### Set task
Gather every line that includes the word "emission", please.

### Provided records

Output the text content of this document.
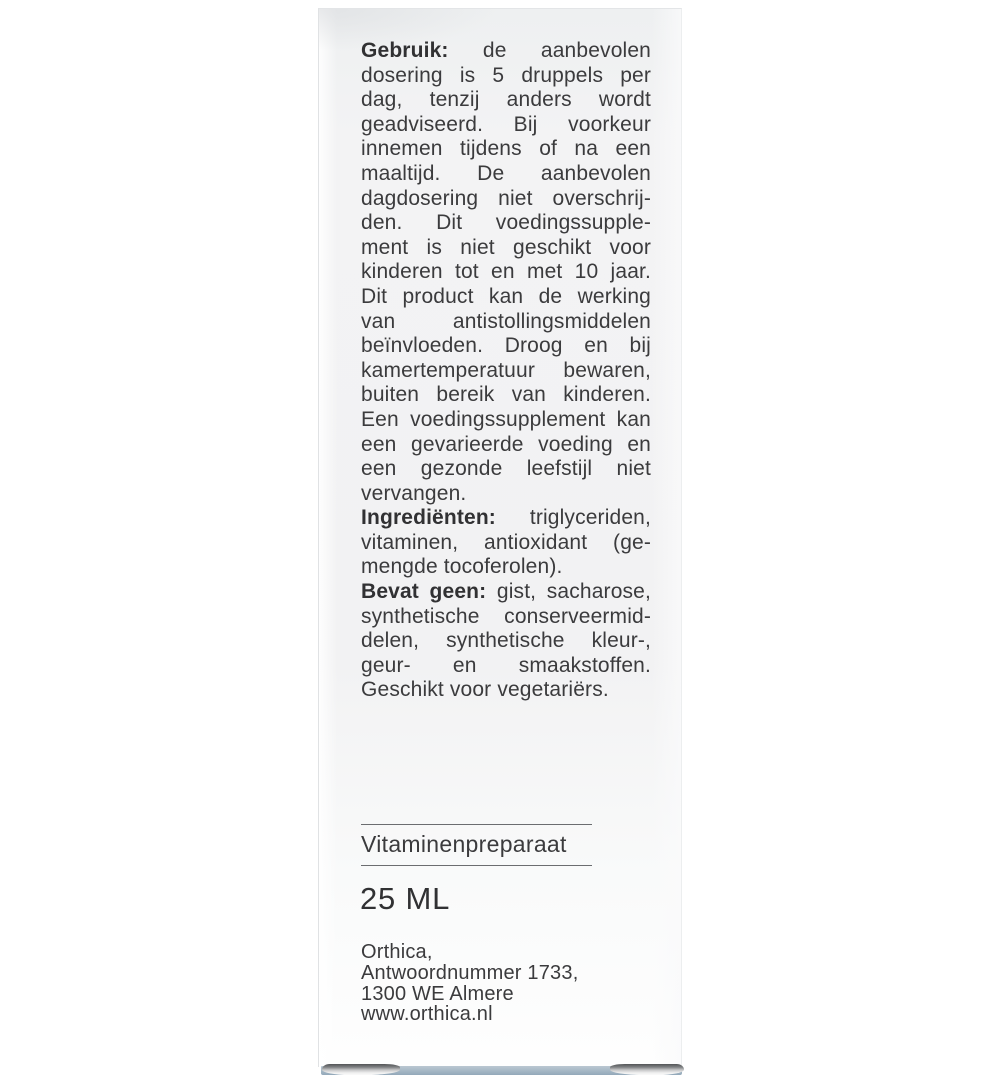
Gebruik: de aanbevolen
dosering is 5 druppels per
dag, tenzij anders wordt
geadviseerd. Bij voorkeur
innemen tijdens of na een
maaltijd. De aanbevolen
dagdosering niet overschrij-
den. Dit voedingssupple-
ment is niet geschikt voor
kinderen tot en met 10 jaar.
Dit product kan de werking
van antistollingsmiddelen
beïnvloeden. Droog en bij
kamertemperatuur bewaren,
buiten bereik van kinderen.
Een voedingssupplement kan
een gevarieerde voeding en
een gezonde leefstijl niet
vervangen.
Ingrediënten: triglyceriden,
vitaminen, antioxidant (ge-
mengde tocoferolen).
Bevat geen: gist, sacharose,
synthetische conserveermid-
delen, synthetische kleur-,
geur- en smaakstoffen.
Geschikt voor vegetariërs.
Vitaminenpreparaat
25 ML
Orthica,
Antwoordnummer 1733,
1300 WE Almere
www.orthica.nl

* * *

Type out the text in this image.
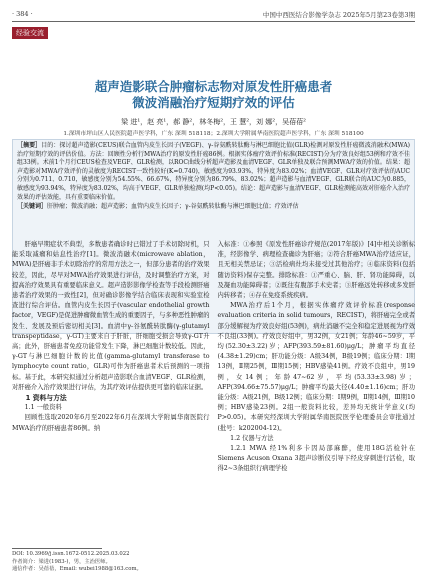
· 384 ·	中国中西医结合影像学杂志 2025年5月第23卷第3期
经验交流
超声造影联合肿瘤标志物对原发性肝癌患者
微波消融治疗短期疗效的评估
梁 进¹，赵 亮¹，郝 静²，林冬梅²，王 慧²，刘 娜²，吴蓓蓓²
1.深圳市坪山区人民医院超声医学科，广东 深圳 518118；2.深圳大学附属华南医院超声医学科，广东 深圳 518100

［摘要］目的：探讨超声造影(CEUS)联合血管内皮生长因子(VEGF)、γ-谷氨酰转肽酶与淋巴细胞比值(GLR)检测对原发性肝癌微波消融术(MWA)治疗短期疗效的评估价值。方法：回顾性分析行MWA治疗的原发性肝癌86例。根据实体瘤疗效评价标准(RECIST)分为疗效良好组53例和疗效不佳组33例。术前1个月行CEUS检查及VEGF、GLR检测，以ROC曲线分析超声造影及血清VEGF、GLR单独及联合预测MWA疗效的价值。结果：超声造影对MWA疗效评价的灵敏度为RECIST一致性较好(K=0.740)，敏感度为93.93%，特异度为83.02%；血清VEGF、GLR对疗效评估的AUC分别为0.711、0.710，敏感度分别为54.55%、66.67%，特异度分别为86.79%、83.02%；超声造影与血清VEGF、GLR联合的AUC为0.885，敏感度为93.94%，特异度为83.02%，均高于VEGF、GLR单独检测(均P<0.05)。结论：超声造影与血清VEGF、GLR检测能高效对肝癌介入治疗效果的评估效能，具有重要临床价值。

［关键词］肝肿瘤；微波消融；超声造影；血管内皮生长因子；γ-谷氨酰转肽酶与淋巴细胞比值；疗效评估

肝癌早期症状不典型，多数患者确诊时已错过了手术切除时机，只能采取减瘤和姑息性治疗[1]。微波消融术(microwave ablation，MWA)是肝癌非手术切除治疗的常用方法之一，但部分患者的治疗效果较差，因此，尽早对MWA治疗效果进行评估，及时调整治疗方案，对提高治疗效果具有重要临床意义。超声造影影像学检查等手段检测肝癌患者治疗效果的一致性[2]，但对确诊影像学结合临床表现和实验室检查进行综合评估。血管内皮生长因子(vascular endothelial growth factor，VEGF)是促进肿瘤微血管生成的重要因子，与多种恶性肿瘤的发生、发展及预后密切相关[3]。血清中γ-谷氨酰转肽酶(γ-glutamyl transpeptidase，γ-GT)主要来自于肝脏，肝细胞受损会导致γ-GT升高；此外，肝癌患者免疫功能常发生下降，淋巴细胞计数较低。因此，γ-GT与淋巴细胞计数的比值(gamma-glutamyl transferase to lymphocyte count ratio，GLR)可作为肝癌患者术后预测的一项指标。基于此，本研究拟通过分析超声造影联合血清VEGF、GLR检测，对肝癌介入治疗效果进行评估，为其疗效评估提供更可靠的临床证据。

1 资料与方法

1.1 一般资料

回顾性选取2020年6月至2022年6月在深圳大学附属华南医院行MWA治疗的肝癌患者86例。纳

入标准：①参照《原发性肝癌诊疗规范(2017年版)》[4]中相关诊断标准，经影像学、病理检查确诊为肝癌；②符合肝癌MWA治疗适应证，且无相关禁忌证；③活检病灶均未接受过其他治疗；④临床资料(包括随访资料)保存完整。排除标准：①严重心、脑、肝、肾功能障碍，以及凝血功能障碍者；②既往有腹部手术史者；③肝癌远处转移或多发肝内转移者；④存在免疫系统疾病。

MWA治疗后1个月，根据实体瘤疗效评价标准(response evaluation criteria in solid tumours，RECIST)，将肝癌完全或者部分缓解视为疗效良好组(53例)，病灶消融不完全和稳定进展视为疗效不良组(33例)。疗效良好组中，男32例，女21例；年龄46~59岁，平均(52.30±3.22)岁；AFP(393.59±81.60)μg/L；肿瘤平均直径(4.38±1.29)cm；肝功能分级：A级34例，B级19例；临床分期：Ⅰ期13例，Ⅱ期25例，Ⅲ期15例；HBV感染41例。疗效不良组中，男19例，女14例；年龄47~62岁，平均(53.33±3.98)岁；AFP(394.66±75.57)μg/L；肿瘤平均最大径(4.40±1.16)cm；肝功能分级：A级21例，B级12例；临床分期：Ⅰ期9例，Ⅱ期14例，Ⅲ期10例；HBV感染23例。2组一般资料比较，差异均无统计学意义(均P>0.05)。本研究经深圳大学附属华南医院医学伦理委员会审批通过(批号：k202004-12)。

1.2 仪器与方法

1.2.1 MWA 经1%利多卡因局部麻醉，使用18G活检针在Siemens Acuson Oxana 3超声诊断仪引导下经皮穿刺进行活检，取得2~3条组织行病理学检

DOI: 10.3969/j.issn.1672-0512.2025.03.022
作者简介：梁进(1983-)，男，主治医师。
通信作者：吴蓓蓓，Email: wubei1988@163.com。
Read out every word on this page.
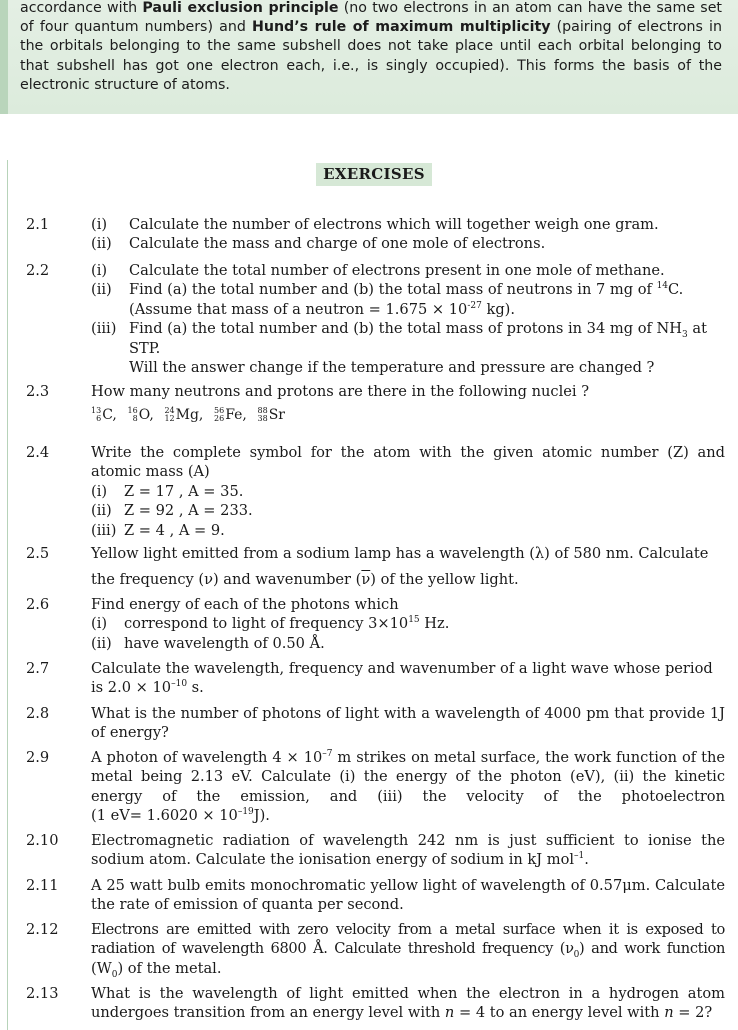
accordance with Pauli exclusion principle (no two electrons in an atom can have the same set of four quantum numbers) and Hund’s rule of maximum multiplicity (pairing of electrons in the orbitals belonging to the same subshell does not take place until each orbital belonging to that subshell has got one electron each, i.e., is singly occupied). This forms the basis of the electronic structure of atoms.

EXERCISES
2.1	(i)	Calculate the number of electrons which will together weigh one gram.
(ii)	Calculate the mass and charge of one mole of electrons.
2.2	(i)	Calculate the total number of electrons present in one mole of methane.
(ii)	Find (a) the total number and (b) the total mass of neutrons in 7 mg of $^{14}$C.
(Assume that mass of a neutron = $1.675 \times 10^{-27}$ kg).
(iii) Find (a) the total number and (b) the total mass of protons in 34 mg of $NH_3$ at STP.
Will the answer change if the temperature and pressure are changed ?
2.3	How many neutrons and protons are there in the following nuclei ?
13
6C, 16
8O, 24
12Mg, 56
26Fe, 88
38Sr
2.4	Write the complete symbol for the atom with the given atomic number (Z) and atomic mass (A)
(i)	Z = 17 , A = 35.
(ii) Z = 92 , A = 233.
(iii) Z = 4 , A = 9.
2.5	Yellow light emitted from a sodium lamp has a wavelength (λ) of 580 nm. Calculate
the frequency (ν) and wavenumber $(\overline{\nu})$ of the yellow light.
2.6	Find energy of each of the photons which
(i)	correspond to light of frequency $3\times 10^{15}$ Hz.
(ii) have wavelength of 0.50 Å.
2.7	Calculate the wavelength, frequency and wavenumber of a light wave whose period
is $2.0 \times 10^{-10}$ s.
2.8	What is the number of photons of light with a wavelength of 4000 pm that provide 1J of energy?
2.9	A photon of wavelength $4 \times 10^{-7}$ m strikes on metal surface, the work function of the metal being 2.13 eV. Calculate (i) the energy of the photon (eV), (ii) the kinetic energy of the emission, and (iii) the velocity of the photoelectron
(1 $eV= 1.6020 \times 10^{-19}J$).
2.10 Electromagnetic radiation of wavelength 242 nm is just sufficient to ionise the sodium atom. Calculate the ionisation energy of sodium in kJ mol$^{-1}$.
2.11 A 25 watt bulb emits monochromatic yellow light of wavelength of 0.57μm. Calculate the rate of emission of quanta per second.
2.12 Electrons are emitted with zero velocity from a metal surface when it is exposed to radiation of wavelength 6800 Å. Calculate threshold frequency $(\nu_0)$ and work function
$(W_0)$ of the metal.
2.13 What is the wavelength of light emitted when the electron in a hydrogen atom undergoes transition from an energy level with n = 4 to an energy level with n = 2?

### Task response
2.9	A photon of wavelength $4 \times 10^{-7}$ m strikes on metal surface, the work function of the metal being 2.13 eV. Calculate (i) the energy of the photon (eV), (ii) the kinetic energy of the emission, and (iii) the velocity of the photoelectron
2.11 A 25 watt bulb emits monochromatic yellow light of wavelength of 0.57μm. Calculate the rate of emission of quanta per second.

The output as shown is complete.